Your objective = Each line that holds the word "European" counts once; report the total and nothing else.

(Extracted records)

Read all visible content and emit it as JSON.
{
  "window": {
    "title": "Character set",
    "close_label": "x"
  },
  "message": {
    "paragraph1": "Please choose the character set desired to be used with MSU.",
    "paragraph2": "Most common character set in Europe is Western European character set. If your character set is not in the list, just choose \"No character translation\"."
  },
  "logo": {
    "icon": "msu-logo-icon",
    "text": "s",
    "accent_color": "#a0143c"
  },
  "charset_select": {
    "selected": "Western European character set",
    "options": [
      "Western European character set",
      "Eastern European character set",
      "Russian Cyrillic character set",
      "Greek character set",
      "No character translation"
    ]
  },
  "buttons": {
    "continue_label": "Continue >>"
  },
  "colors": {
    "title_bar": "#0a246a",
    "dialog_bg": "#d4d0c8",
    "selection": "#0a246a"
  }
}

Output for this exercise = 4